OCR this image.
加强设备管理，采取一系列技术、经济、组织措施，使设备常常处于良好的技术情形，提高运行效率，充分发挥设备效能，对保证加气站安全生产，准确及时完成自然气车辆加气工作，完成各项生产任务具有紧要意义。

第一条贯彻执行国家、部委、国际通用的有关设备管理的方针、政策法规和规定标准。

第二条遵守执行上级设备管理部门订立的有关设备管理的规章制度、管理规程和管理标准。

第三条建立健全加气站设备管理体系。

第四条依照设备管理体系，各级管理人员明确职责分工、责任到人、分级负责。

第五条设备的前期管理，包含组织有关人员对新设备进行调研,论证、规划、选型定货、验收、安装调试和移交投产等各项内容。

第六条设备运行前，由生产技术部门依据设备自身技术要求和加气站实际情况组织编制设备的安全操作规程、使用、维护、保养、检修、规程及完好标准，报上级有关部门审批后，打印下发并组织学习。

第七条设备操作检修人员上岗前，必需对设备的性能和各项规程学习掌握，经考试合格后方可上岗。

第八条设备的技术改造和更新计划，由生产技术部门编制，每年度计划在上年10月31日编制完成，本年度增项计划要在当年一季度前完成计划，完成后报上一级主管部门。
++++
Work to do: Quote each line of the listing above exactly.

The answer:
OCR this image.
加强设备管理，采取一系列技术、经济、组织措施，使设备常常处于良好的技术情形，提高运行效率，充分发挥设备效能，对保证加气站安全生产，准确及时完成自然气车辆加气工作，完成各项生产任务具有紧要意义。

第一条贯彻执行国家、部委、国际通用的有关设备管理的方针、政策法规和规定标准。

第二条遵守执行上级设备管理部门订立的有关设备管理的规章制度、管理规程和管理标准。

第三条建立健全加气站设备管理体系。

第四条依照设备管理体系，各级管理人员明确职责分工、责任到人、分级负责。

第五条设备的前期管理，包含组织有关人员对新设备进行调研,论证、规划、选型定货、验收、安装调试和移交投产等各项内容。

第六条设备运行前，由生产技术部门依据设备自身技术要求和加气站实际情况组织编制设备的安全操作规程、使用、维护、保养、检修、规程及完好标准，报上级有关部门审批后，打印下发并组织学习。

第七条设备操作检修人员上岗前，必需对设备的性能和各项规程学习掌握，经考试合格后方可上岗。

第八条设备的技术改造和更新计划，由生产技术部门编制，每年度计划在上年10月31日编制完成，本年度增项计划要在当年一季度前完成计划，完成后报上一级主管部门。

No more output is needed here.